**Document passage**
****

On 03/14/2006 06:56 PM, Page, Bill wrote:
On Tuesday, March 14, 2006 9:57 AM you wrote:
"Bill Page" <address@hidden> writes:

| On March 13, 2006 6:34 AM Ralf Hemmecke asked:
| > ... | > But here the question to our category theory experts:
| > Since Monoid is something like (*,1) would it make sense
| > to speak of a category (in the mathematical sense) of
| > | > monoids that have * and 1 as their operations (1) | > | > ? Morphisms would respect 1 not just the identity element | > with respect to *. And for each morphism f we would have
| > f(a*b) = f(a)*f(b). Of course as operations the two * above
| > are different but in that category they have to have the same
| > name. (No idea whether this makes sense, but it seems that
| > this is the way as "Category" it is implemented in Axiom/Aldor.)
| > | > Then, of course, (N, +, 0) is not an object in the category | > given by (1).

Well, Bill, are you saying that I cannot have (1) as a category?
Let me try to answer again: No. :)

I think your definition (1) is not a category in the usual sense
of category theory.

A category is a collection of objects and morphisms. Let's define MYMON. Let an object be as follows:
   A set M together with to operations *: (M, M) -> M
   and 1: M such that the monoid axioms are satisfied.
   (I am lazy and don't specify them here explicitly.)
The morphisms in MYMON are the usual monoid-homomorphisms.


And yes, if something wants to be an object in MYMON, it
has to have * as its binary operation and not +.

This does not make much sense to me.

OK, that would be the answer to my question above.

That is the same thing as trying to say that if some set "wants to
be" an object in MYMON it must be named M and not N. This is
irrelevant when defining a category. Both M and * are "formal
parameters" that do not have any more meaning than we wish to assign
to them.

OK, it's in some sense similar to the signature as it appears in Doye's thesis. M is a sort and * and 1 are operator symbols.

And yes, I consider (N, +, 0) not an object in MYMON. What
I try to say is that Aldor has currently this view for the
"Monoid" category.

Do you mean you think the distinction is a "syntactic" one
and not a semantic one? If so, then I think I agree with

I did not think about syntax and semantic, but it seems that is it.

> Aldor categories are not categories in the sense of
category theory.

By now, we should all know that. And anyway, if Aldor categories were true categories then the morphisms are missing.

But let's try to identify what the morphisms could be in the current view of Aldor.

OK, just an example that should be further formalised.

define CatA(A: Type): Category == with {foo: (A, %) -> %}
X: CatA(Boolean) == add {foo(a: A, x: %): % == ...}
Y: CatA(Boolean) == add {foo(a: A, x: %): % == ...}

Let h: X -> Y. It consists of several maps, namely
h_A: A_X -> A_Y (where A_X = A_Y = A)
h_%: %_X -> %_Y (where %_X and %_Y are the respective %'s)
Then h_A(a)=a for all a in A
and we require compatibility with the operations so:

  h_%(foo(a, x)) = foo(h_A(a), h_%(x))                 (C1)

All such h for any domains that are declared to be of type CatA(Boolean) are morphisms of CatA. By the way, since any Aldor program consists of a finite number of characters, doesn't that just mean that any Aldor category can have only finitely many objects.

And yes, (C1) seems to be syntactic, since there is foo on both sides of the equality and not foo_X and foo_Y.

****

**Information provided**
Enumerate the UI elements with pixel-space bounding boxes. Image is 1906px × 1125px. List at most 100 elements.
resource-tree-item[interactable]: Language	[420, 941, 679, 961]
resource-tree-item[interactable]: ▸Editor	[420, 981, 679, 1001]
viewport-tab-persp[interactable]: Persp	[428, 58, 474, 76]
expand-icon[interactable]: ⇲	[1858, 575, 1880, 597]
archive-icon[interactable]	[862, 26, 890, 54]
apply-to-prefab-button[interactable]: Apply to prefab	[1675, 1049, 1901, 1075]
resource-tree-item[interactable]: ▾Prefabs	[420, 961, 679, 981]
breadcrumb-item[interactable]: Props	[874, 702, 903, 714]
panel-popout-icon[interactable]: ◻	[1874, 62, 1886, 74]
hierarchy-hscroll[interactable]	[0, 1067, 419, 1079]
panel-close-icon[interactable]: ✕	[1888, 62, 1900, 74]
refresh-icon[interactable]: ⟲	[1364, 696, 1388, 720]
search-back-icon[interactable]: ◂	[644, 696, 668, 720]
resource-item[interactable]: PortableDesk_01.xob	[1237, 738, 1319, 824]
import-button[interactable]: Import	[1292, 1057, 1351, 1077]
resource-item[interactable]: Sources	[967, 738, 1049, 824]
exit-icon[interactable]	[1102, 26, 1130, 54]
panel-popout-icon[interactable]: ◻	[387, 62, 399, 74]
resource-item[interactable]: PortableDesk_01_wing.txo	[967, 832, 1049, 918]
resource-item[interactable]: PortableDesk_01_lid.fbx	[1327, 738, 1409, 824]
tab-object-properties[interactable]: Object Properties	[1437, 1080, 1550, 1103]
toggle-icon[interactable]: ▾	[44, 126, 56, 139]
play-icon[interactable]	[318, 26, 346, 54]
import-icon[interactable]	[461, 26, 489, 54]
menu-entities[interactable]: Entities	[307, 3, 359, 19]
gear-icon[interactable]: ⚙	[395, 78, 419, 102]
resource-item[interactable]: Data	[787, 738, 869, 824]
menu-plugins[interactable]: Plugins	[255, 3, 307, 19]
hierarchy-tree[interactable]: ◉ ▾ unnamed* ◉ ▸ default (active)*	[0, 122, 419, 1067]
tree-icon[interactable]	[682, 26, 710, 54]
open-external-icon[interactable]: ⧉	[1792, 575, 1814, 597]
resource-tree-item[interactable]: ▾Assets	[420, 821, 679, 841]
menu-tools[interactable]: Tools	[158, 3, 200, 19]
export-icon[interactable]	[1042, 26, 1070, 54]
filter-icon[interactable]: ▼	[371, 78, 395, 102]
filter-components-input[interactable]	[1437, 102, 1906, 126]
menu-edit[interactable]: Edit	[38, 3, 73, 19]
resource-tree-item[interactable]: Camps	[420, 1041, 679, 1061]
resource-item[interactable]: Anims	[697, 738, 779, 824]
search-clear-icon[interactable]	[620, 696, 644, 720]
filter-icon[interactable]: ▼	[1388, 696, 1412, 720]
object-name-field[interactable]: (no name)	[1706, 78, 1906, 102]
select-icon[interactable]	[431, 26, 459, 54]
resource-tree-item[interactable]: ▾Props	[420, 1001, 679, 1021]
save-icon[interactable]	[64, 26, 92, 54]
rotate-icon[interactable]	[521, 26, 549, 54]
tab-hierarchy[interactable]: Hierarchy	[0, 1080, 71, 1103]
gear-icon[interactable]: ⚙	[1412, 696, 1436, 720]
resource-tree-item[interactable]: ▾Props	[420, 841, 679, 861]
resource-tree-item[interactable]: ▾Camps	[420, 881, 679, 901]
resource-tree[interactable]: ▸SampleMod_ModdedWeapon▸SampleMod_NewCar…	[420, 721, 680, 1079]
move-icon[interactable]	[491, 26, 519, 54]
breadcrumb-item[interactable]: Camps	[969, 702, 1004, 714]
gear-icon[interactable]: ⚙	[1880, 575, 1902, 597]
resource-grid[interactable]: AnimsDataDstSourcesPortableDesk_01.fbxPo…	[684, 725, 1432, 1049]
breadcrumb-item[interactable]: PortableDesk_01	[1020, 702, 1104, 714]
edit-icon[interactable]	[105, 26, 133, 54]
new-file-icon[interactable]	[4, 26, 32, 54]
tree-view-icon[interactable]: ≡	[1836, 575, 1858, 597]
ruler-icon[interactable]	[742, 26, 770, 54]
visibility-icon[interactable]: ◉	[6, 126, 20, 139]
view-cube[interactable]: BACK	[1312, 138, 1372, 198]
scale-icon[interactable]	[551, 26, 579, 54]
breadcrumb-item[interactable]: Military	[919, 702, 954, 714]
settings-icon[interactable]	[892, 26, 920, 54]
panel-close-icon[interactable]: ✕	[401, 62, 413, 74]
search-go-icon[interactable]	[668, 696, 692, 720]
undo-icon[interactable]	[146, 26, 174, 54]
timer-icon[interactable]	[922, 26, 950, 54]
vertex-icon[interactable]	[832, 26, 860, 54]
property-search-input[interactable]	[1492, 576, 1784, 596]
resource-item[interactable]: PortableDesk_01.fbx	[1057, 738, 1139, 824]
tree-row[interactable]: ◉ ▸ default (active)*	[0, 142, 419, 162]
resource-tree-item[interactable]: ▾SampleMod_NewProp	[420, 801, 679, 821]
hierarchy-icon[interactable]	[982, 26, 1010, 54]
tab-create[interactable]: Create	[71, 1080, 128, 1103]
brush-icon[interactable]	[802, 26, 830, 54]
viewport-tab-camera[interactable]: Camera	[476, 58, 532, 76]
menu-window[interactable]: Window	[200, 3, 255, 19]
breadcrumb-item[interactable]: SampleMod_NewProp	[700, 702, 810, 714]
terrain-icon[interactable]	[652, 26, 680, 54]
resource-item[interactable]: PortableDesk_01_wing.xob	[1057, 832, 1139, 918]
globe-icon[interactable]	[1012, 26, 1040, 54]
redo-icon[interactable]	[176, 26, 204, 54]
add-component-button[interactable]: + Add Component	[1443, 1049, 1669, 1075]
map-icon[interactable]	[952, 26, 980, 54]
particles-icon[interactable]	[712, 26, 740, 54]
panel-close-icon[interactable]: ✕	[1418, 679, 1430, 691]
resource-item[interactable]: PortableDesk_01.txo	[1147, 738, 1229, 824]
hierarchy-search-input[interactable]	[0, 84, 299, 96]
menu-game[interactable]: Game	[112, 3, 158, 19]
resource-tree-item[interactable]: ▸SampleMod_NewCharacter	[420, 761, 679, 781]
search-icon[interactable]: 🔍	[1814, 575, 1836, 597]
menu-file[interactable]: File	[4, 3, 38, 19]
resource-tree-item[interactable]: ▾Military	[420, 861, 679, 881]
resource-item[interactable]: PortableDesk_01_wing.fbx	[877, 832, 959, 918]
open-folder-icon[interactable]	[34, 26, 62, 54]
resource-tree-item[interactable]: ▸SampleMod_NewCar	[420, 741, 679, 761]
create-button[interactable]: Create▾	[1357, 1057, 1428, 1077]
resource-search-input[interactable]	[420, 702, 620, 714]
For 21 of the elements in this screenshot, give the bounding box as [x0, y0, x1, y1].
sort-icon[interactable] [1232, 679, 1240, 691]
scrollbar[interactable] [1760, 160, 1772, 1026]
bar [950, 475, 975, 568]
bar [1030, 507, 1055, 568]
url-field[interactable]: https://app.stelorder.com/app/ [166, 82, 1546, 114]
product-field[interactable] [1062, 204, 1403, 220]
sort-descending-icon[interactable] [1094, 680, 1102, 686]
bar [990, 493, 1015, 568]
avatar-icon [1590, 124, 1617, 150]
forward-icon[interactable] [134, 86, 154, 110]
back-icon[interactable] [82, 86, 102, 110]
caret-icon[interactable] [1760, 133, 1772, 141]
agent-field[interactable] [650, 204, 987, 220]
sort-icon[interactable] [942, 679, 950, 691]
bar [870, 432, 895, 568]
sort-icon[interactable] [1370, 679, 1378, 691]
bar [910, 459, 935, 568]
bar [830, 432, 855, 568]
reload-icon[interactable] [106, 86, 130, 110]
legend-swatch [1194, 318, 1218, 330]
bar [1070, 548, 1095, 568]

****

**Things to do**
- 1) Do these statements agree with the discussion of Aldor categories? Answer yes or no for each, quoting the words from the discussion that decide it.
(a) The morphisms in MYMON are the usual monoid-homomorphisms.
(b) The writer considers (N, +, 0) an object in MYMON.
(c) In the CatA example, h_A(a) equals a for all a in A.
- 2) Revise the discussion of Aldor categories between "By now, we should" and "be further formalised.", inclusive, so that "morphisms" becomes "arrows".

**Task solutions**
- 1)
(a) Yes: "The morphisms in MYMON are the usual monoid-homomorphisms."
(b) No: "And yes, I consider (N, +, 0) not an object in MYMON."
(c) Yes: "Then h_A(a)=a for all a in A"

- 2)
By now, we should all know that. And anyway, if Aldor categories were true categories then the arrows are missing.

But let's try to identify what the arrows could be in the current view of Aldor.

OK, just an example that should be further formalised.